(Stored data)
=-=-=-=-=
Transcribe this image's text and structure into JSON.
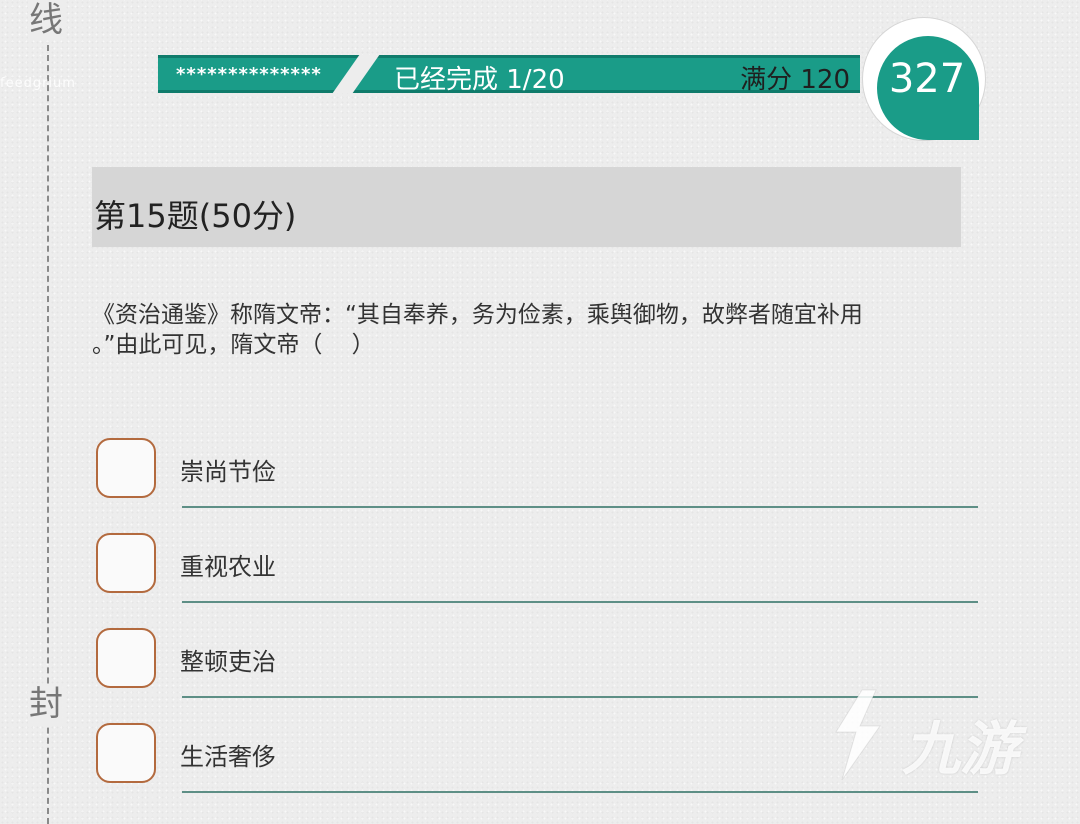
{
  "binding": {
    "top_char": "线",
    "bottom_char": "封"
  },
  "corner_url": "feedgrium",
  "header": {
    "stars": "**************",
    "progress": "已经完成  1/20",
    "full_score": "满分 120",
    "score": "327"
  },
  "question": {
    "title": "第15题(50分)",
    "text": "《资治通鉴》称隋文帝：“其自奉养，务为俭素，乘舆御物，故弊者随宜补用\n。”由此可见，隋文帝（    ）"
  },
  "options": [
    {
      "label": "崇尚节俭"
    },
    {
      "label": "重视农业"
    },
    {
      "label": "整顿吏治"
    },
    {
      "label": "生活奢侈"
    }
  ],
  "watermark": {
    "text": "九游"
  },
  "colors": {
    "accent": "#1a9c88",
    "option_border": "#b36a3e",
    "rule_line": "#5e8f86"
  }
}
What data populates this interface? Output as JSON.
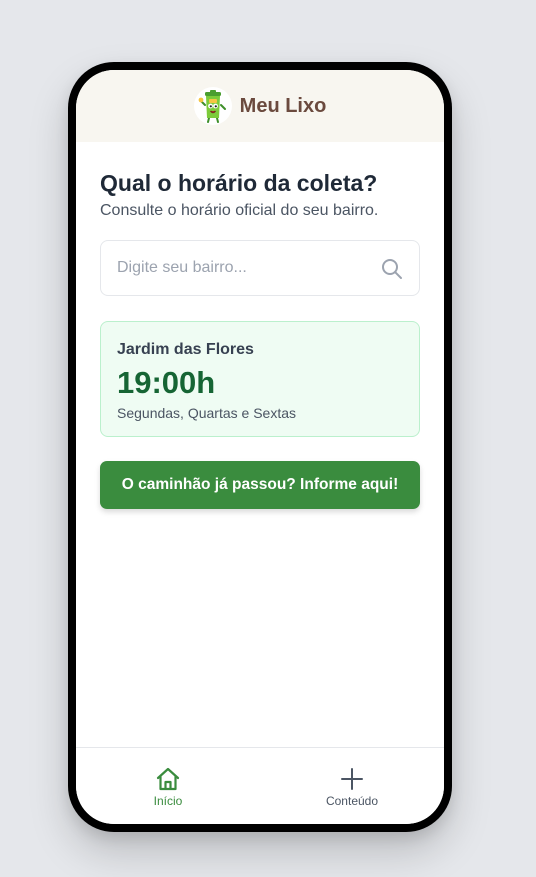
{
  "header": {
    "app_name": "Meu Lixo",
    "logo_icon": "trash-can-mascot-icon"
  },
  "main": {
    "title": "Qual o horário da coleta?",
    "subtitle": "Consulte o horário oficial do seu bairro.",
    "search": {
      "placeholder": "Digite seu bairro...",
      "value": "",
      "icon": "search-icon"
    },
    "schedule_card": {
      "neighborhood": "Jardim das Flores",
      "time": "19:00h",
      "days": "Segundas, Quartas e Sextas"
    },
    "report_button_label": "O caminhão já passou? Informe aqui!"
  },
  "nav": {
    "items": [
      {
        "label": "Início",
        "icon": "home-icon",
        "active": true
      },
      {
        "label": "Conteúdo",
        "icon": "plus-icon",
        "active": false
      }
    ]
  },
  "colors": {
    "brand_green": "#3a8c3e",
    "time_green": "#166534",
    "card_bg": "#effcf3",
    "title_brown": "#6b4a3e",
    "header_bg": "#f8f6f0"
  }
}
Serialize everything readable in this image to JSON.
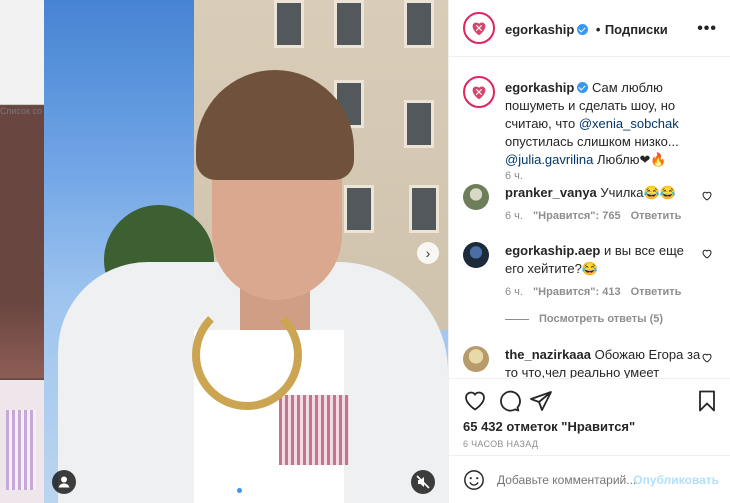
{
  "backdrop": {
    "text": "Список со"
  },
  "post": {
    "username": "egorkaship",
    "follow_separator": "•",
    "follow_label": "Подписки",
    "more": "•••"
  },
  "caption": {
    "username": "egorkaship",
    "text_before": "Сам люблю пошуметь и сделать шоу, но считаю, что ",
    "mention1": "@xenia_sobchak",
    "text_mid": " опустилась слишком низко... ",
    "mention2": "@julia.gavrilina",
    "text_after": " Люблю❤🔥",
    "time": "6 ч."
  },
  "comments": [
    {
      "username": "pranker_vanya",
      "text": "Училка😂😂",
      "time": "6 ч.",
      "likes": "\"Нравится\": 765",
      "reply": "Ответить"
    },
    {
      "username": "egorkaship.aep",
      "text": "и вы все еще его хейтите?😂",
      "time": "6 ч.",
      "likes": "\"Нравится\": 413",
      "reply": "Ответить"
    },
    {
      "username": "the_nazirkaaa",
      "text": "Обожаю Егора за то что,чел реально умеет"
    }
  ],
  "view_replies": "Посмотреть ответы (5)",
  "likes_text": "65 432 отметок \"Нравится\"",
  "time_caps": "6 ЧАСОВ НАЗАД",
  "add_comment": {
    "placeholder": "Добавьте комментарий...",
    "publish": "Опубликовать"
  },
  "colors": {
    "link": "#00376b",
    "verified": "#3897f0",
    "publish_disabled": "#b2dffc"
  }
}
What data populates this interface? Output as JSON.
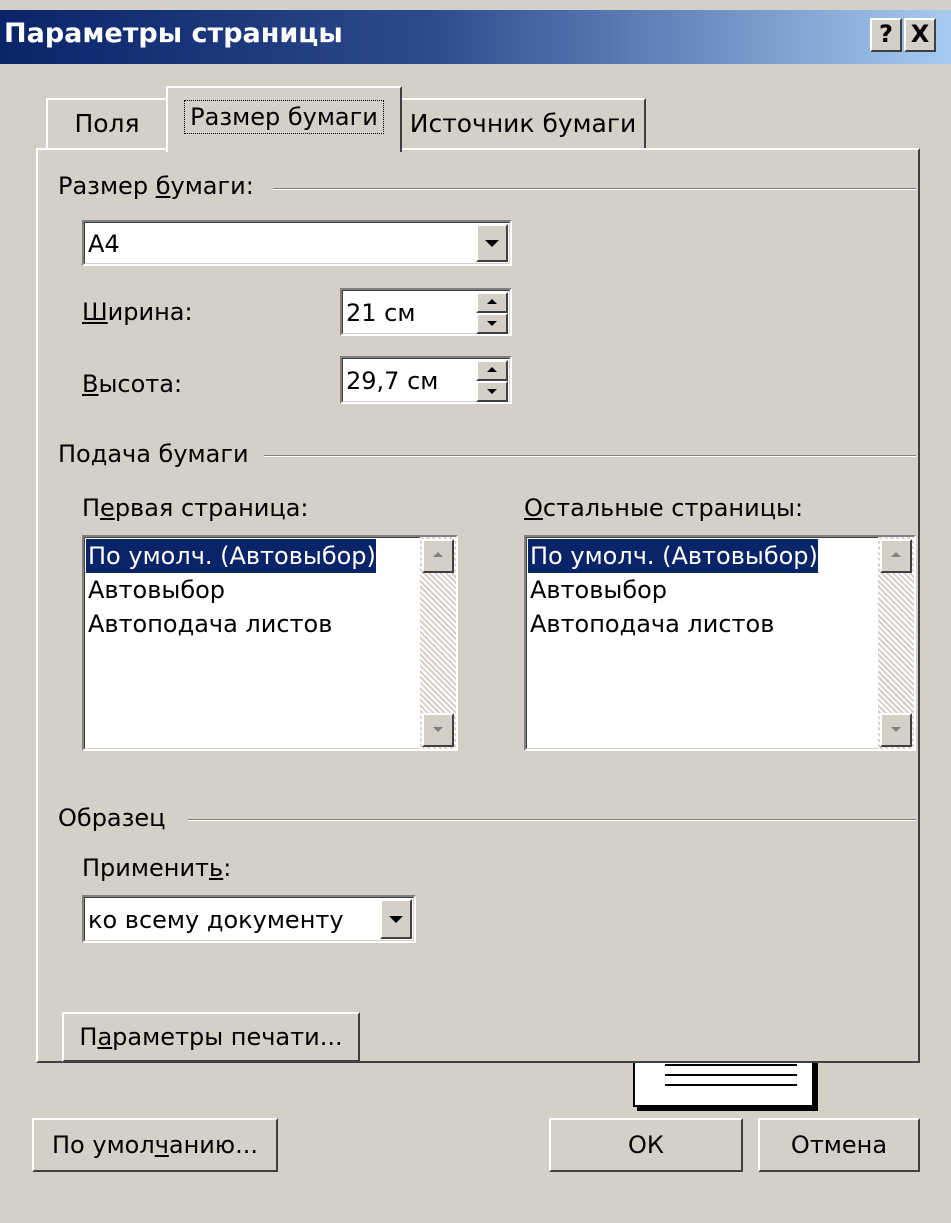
{
  "dialog": {
    "title": "Параметры страницы",
    "help_label": "?",
    "close_label": "X"
  },
  "tabs": {
    "fields": "Поля",
    "paper_size": "Размер бумаги",
    "paper_source": "Источник бумаги"
  },
  "paper_size": {
    "group_label_pre": "Размер ",
    "group_label_u": "б",
    "group_label_post": "умаги:",
    "selected": "А4",
    "width_label_u": "Ш",
    "width_label_post": "ирина:",
    "width_value": "21 см",
    "height_label_u": "В",
    "height_label_post": "ысота:",
    "height_value": "29,7 см"
  },
  "paper_feed": {
    "group_label": "Подача бумаги",
    "first_label_pre": "П",
    "first_label_u": "е",
    "first_label_post": "рвая страница:",
    "other_label_u": "О",
    "other_label_post": "стальные страницы:",
    "first_items": [
      "По умолч. (Автовыбор)",
      "Автовыбор",
      "Автоподача листов"
    ],
    "other_items": [
      "По умолч. (Автовыбор)",
      "Автовыбор",
      "Автоподача листов"
    ]
  },
  "sample": {
    "group_label": "Образец",
    "apply_label_pre": "Применит",
    "apply_label_u": "ь",
    "apply_label_post": ":",
    "apply_value": "ко всему документу"
  },
  "buttons": {
    "print_options_pre": "П",
    "print_options_u": "а",
    "print_options_post": "раметры печати...",
    "default_pre": "По умол",
    "default_u": "ч",
    "default_post": "анию...",
    "ok": "ОК",
    "cancel": "Отмена"
  },
  "colors": {
    "title_bar_start": "#0a246a",
    "title_bar_end": "#a6caf0",
    "selection": "#0a246a",
    "face": "#d4d0c8"
  }
}
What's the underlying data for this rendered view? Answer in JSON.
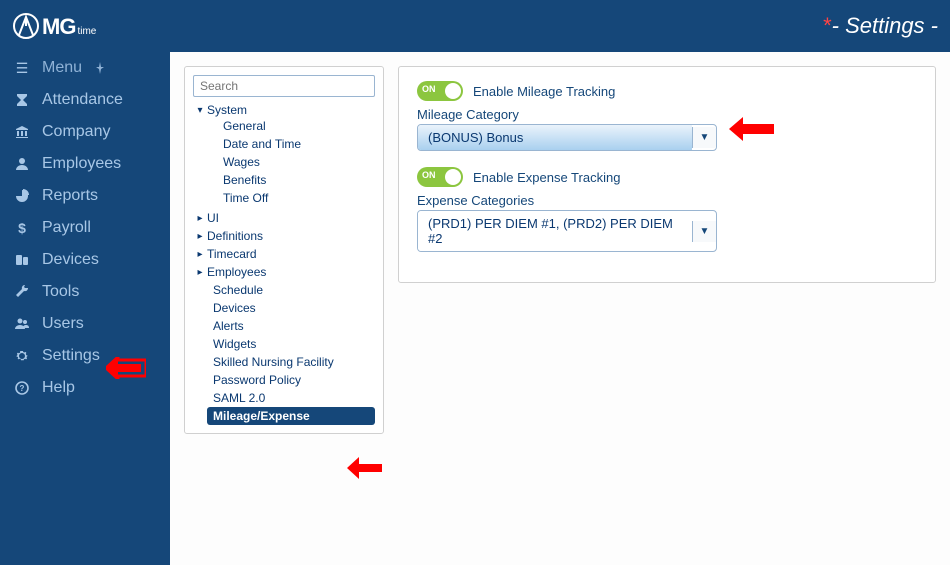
{
  "header": {
    "logo_main": "MG",
    "logo_sub": "time",
    "page_title": "- Settings -",
    "asterisk": "*"
  },
  "sidebar": {
    "items": [
      {
        "label": "Menu"
      },
      {
        "label": "Attendance"
      },
      {
        "label": "Company"
      },
      {
        "label": "Employees"
      },
      {
        "label": "Reports"
      },
      {
        "label": "Payroll"
      },
      {
        "label": "Devices"
      },
      {
        "label": "Tools"
      },
      {
        "label": "Users"
      },
      {
        "label": "Settings"
      },
      {
        "label": "Help"
      }
    ]
  },
  "tree": {
    "search_placeholder": "Search",
    "system": {
      "label": "System",
      "children": [
        "General",
        "Date and Time",
        "Wages",
        "Benefits",
        "Time Off"
      ]
    },
    "nodes": [
      "UI",
      "Definitions",
      "Timecard",
      "Employees"
    ],
    "loose": [
      "Schedule",
      "Devices",
      "Alerts",
      "Widgets",
      "Skilled Nursing Facility",
      "Password Policy",
      "SAML 2.0"
    ],
    "active": "Mileage/Expense"
  },
  "content": {
    "mileage_toggle": {
      "on": "ON",
      "label": "Enable Mileage Tracking"
    },
    "mileage_category_label": "Mileage Category",
    "mileage_category_value": "(BONUS) Bonus",
    "expense_toggle": {
      "on": "ON",
      "label": "Enable Expense Tracking"
    },
    "expense_categories_label": "Expense Categories",
    "expense_categories_value": "(PRD1) PER DIEM #1, (PRD2) PER DIEM #2"
  }
}
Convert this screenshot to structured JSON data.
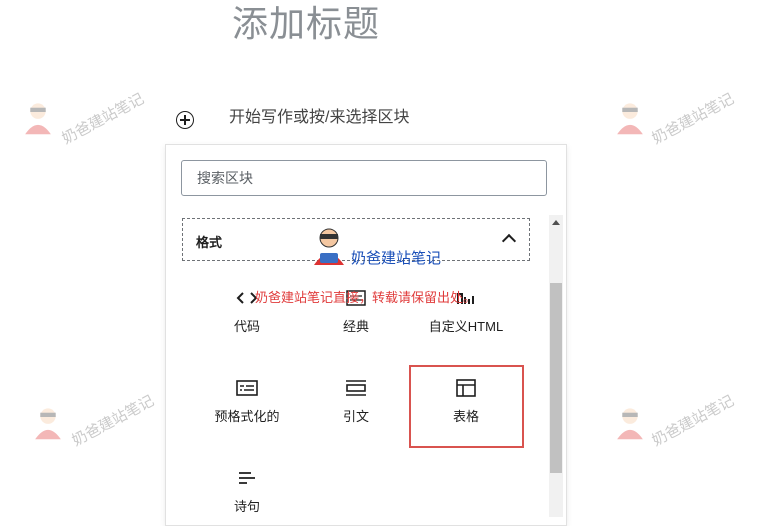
=-=-=-=-=
§ REQUIREMENTS
Search the data for "username". Copy every line that has it.

§ SOLUTION TO THIS PROBLEM
    "username": "egorkaship",
    "username": "egorkaship",
      "username": "pranker_vanya",
      "username": "egorkaship.aep",
      "username": "the_nazirkaaa",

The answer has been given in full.